Set task: Find each line holding "histogram" and copy it out.

Extracted data:
──────────────────────────────

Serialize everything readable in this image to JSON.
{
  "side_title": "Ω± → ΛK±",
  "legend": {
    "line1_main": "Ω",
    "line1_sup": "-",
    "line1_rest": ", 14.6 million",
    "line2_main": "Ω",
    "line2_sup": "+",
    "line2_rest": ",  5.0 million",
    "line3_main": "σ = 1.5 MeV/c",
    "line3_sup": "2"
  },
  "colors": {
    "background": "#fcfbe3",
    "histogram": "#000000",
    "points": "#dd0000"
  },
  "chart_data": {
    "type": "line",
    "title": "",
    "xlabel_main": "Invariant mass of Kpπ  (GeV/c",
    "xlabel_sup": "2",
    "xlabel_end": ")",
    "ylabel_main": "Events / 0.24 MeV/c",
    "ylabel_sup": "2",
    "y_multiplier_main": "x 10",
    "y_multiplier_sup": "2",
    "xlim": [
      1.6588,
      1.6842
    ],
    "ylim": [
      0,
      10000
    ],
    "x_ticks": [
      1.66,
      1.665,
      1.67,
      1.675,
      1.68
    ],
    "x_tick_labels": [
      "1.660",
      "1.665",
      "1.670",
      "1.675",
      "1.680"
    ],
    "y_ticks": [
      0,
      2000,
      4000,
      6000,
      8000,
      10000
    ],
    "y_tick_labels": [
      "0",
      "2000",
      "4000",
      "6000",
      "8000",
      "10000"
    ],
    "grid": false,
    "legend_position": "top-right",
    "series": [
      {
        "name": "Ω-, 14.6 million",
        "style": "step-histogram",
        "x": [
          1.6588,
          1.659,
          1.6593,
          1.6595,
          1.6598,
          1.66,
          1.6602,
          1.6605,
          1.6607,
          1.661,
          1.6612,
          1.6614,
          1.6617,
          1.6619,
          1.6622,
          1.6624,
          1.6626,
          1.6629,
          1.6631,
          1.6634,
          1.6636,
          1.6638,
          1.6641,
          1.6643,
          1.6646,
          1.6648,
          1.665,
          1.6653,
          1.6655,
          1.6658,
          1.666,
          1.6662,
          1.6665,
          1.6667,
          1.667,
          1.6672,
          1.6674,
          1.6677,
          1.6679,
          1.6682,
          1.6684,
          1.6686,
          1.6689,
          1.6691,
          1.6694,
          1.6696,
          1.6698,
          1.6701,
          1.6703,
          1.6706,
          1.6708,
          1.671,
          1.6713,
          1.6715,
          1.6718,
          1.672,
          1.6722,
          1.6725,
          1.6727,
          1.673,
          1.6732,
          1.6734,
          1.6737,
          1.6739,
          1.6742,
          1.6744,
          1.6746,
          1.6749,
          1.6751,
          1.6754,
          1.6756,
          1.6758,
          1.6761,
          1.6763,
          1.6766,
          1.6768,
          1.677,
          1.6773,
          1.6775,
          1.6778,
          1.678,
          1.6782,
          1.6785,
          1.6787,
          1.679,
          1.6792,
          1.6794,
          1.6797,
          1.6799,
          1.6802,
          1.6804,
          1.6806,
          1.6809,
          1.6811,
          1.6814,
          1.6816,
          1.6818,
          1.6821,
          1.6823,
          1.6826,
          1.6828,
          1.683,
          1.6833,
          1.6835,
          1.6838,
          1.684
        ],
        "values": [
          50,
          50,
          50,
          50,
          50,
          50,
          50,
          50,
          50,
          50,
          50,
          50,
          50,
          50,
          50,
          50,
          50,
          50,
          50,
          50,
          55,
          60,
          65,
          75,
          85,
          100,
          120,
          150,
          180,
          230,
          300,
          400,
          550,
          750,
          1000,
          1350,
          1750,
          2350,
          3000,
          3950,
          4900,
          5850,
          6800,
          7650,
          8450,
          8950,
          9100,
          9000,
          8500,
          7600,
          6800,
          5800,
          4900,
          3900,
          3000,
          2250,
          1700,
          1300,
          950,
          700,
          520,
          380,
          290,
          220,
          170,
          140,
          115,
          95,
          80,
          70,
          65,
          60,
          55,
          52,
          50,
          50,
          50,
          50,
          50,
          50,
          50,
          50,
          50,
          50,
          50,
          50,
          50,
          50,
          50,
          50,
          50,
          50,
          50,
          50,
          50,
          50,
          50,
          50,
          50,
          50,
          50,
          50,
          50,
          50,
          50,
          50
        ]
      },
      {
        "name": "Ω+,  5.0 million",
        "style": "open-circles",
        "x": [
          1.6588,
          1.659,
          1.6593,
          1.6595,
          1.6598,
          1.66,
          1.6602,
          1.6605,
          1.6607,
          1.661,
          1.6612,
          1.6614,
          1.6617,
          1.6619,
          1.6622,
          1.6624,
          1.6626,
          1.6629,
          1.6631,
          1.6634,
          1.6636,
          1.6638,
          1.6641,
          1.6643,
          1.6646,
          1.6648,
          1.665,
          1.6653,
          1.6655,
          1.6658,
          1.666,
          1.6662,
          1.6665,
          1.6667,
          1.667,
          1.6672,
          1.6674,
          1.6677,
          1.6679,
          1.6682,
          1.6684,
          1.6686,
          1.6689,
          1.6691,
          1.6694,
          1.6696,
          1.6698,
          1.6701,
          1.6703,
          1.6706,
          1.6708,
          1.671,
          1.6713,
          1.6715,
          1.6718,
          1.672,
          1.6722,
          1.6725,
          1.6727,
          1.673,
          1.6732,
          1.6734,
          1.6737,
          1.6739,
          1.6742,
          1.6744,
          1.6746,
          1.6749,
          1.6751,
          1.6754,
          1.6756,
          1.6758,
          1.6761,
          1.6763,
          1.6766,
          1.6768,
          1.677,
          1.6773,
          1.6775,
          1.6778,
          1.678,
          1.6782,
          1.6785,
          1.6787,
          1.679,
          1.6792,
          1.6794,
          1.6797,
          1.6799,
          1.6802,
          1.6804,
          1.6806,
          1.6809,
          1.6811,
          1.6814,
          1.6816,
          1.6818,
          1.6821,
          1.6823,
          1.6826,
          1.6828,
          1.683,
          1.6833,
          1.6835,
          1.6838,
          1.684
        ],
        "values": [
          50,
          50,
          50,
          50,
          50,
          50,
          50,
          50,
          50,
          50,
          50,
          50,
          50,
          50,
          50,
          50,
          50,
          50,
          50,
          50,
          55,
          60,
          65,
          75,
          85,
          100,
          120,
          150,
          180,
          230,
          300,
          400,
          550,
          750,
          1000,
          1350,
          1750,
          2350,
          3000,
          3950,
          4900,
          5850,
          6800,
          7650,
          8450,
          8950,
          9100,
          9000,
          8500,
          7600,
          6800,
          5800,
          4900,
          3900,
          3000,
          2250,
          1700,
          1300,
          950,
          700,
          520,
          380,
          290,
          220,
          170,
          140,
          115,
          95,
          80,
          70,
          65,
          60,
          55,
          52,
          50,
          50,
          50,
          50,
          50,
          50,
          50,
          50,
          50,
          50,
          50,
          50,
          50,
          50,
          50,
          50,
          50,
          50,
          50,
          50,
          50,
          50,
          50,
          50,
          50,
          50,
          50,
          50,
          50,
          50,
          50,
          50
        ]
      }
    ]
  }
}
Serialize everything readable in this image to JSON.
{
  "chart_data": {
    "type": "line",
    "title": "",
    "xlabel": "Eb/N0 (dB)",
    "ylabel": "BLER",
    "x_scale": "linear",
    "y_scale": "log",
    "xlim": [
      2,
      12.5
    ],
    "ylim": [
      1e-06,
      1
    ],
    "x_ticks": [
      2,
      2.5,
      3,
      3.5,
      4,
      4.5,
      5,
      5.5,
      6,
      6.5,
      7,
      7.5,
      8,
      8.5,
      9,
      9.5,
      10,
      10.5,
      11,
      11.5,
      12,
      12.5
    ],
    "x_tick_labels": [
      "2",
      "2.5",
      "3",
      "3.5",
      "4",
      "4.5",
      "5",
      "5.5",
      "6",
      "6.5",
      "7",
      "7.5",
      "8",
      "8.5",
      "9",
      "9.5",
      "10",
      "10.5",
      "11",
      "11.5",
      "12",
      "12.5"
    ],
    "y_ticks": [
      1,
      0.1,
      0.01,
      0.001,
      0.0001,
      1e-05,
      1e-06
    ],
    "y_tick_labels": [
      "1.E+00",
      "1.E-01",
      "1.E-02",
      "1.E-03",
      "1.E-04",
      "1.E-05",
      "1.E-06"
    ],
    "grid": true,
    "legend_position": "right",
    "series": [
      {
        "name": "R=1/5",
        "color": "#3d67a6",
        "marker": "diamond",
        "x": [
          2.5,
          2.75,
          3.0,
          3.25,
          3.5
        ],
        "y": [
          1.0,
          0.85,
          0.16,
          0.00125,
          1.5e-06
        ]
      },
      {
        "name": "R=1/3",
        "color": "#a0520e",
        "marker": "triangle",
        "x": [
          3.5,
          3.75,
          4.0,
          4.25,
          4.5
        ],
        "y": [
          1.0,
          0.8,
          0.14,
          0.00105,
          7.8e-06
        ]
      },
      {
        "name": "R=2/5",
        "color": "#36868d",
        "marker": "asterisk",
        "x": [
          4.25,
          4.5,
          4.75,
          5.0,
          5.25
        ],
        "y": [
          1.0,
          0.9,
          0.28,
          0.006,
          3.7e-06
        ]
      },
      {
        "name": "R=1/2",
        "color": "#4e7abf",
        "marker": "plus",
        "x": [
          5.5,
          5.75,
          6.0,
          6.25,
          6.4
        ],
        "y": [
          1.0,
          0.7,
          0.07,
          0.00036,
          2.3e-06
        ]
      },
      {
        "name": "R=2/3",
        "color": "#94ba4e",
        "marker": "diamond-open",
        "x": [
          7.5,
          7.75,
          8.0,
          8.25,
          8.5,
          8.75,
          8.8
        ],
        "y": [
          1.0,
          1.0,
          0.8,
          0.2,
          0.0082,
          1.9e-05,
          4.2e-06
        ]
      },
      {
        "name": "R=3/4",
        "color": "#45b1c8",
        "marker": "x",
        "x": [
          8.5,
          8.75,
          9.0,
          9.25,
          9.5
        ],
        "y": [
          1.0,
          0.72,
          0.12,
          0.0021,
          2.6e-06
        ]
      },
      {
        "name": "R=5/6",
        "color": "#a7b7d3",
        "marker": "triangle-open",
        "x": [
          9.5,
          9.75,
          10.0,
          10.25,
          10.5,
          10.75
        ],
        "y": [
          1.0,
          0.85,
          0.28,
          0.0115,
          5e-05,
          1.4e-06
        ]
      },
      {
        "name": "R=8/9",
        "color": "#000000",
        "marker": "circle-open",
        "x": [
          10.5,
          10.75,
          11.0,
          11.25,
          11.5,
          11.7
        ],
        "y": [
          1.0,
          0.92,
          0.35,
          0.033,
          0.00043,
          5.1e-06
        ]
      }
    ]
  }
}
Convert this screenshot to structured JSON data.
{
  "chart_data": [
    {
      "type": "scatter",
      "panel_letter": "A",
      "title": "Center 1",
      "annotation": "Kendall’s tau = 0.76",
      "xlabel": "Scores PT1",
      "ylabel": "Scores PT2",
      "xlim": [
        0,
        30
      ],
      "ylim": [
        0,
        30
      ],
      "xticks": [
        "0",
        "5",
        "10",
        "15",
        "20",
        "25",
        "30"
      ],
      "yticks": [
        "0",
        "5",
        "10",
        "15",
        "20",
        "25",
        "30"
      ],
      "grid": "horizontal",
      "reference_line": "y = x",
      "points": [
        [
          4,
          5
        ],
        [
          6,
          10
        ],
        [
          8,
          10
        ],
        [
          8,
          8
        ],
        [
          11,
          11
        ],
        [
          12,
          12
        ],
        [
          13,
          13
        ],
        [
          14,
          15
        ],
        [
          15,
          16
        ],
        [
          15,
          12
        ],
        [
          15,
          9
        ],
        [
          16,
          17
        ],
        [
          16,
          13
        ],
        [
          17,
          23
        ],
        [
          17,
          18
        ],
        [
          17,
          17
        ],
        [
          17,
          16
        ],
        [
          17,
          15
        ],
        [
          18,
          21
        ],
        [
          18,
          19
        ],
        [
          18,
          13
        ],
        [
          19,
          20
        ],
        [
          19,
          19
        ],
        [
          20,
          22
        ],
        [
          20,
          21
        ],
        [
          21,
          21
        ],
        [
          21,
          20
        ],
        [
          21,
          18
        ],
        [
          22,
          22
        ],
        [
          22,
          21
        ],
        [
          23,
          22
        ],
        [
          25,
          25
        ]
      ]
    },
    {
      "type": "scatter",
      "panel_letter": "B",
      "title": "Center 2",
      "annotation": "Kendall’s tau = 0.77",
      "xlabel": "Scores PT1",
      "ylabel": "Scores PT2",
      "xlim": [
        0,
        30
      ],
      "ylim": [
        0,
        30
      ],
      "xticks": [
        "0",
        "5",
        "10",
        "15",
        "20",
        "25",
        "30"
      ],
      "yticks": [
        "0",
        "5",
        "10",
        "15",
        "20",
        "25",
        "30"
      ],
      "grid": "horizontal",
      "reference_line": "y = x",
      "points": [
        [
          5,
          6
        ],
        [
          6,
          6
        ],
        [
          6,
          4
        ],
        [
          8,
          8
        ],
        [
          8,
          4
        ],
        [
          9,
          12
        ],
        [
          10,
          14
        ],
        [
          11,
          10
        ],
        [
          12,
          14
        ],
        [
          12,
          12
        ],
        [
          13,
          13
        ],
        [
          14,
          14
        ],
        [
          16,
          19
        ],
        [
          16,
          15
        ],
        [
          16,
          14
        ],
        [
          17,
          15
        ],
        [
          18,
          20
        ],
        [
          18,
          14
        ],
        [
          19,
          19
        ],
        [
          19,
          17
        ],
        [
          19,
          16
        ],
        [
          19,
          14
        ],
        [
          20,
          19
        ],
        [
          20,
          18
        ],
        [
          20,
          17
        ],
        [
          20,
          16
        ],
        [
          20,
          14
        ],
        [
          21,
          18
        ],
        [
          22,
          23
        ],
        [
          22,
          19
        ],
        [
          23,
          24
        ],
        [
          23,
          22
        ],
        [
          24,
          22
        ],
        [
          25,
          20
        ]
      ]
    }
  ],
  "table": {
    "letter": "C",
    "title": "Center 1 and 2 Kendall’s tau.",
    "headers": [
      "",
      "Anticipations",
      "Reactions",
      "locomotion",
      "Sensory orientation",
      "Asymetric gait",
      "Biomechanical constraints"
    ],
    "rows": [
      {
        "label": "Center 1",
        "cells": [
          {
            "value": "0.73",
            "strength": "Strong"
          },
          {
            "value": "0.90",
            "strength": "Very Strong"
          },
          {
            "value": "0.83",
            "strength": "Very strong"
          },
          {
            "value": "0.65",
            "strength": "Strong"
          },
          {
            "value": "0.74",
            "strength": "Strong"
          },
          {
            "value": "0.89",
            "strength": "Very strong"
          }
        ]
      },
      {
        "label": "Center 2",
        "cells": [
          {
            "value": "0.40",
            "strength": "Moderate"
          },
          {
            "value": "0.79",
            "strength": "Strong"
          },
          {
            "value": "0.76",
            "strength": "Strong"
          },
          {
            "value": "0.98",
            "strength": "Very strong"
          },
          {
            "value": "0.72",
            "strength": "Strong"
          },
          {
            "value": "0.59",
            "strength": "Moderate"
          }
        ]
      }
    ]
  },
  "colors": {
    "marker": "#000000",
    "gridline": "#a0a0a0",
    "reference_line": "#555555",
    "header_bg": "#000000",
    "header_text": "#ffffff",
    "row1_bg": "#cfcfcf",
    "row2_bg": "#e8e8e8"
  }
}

──────────────────────────────

Written solution:
    "histogram": "#000000",
        "style": "step-histogram",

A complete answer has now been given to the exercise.